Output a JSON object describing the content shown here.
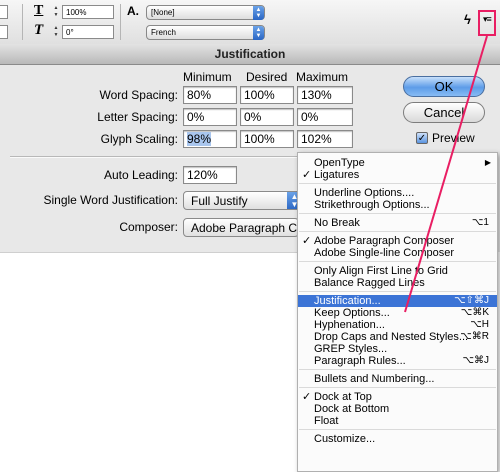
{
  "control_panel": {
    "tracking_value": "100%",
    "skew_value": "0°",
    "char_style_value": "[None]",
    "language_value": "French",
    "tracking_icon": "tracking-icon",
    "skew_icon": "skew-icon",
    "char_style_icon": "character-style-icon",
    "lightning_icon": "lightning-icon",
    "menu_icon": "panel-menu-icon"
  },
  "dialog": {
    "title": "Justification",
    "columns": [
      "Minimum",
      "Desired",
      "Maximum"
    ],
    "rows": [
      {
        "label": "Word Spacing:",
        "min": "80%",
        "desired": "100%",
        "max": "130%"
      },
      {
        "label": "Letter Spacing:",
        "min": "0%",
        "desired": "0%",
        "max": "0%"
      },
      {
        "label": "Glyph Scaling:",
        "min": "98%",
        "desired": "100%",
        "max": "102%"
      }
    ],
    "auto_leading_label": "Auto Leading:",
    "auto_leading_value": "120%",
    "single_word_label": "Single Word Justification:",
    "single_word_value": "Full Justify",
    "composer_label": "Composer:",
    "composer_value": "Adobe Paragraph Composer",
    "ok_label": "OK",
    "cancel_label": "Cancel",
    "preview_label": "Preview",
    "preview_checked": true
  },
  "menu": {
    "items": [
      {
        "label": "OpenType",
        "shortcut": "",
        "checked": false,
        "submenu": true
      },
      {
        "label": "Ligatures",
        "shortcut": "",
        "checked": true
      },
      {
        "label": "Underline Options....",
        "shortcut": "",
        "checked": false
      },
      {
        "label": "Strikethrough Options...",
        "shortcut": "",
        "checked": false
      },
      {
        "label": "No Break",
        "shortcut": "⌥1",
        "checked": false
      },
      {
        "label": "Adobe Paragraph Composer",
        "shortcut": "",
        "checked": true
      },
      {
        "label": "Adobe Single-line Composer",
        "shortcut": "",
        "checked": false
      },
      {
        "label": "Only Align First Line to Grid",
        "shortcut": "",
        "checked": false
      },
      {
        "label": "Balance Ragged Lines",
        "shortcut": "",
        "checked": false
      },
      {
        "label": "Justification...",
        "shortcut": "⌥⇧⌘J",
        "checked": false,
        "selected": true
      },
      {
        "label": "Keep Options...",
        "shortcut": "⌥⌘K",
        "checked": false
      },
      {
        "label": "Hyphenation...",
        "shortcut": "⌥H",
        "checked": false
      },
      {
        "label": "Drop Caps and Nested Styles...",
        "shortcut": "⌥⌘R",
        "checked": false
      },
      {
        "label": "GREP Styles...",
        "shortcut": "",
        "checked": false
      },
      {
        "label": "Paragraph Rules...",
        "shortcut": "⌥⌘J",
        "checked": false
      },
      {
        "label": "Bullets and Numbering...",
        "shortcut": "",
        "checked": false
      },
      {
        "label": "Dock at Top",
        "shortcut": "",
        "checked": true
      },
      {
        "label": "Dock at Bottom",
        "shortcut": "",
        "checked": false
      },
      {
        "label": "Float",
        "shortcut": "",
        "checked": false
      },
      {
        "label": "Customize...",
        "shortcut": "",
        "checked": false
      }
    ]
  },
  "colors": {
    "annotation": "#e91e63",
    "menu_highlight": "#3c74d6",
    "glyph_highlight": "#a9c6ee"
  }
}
■ ■ ■
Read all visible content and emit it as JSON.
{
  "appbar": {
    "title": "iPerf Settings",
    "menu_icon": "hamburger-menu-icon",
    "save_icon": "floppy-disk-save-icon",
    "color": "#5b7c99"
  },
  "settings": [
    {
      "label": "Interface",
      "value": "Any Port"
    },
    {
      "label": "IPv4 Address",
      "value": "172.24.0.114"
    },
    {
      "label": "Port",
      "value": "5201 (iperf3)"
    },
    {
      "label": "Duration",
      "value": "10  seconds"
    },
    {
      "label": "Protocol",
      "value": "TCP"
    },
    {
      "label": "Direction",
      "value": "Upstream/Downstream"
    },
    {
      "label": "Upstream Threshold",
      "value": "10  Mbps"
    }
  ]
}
■ ■ ■
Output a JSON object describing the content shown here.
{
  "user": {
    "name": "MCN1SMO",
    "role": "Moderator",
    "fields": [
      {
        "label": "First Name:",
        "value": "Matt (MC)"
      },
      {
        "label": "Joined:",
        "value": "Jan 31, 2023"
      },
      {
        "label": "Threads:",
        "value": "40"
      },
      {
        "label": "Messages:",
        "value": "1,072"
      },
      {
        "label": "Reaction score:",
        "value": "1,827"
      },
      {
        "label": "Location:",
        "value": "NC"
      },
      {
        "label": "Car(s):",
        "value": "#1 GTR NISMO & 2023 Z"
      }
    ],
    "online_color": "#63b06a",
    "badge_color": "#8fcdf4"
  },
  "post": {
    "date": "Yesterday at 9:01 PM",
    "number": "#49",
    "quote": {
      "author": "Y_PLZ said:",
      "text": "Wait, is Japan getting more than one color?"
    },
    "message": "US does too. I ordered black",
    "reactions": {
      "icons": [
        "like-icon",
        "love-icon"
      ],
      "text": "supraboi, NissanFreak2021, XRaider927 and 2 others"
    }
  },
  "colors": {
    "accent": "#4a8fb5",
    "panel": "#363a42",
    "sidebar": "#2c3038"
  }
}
■ ■ ■
● **EXERCISE TASK**:
Take every line containing the word "Spacing" and copy it.

● **ANSWER TO THIS PROBLEM**:
        "label": "Word Spacing:",
        "label": "Letter Spacing:",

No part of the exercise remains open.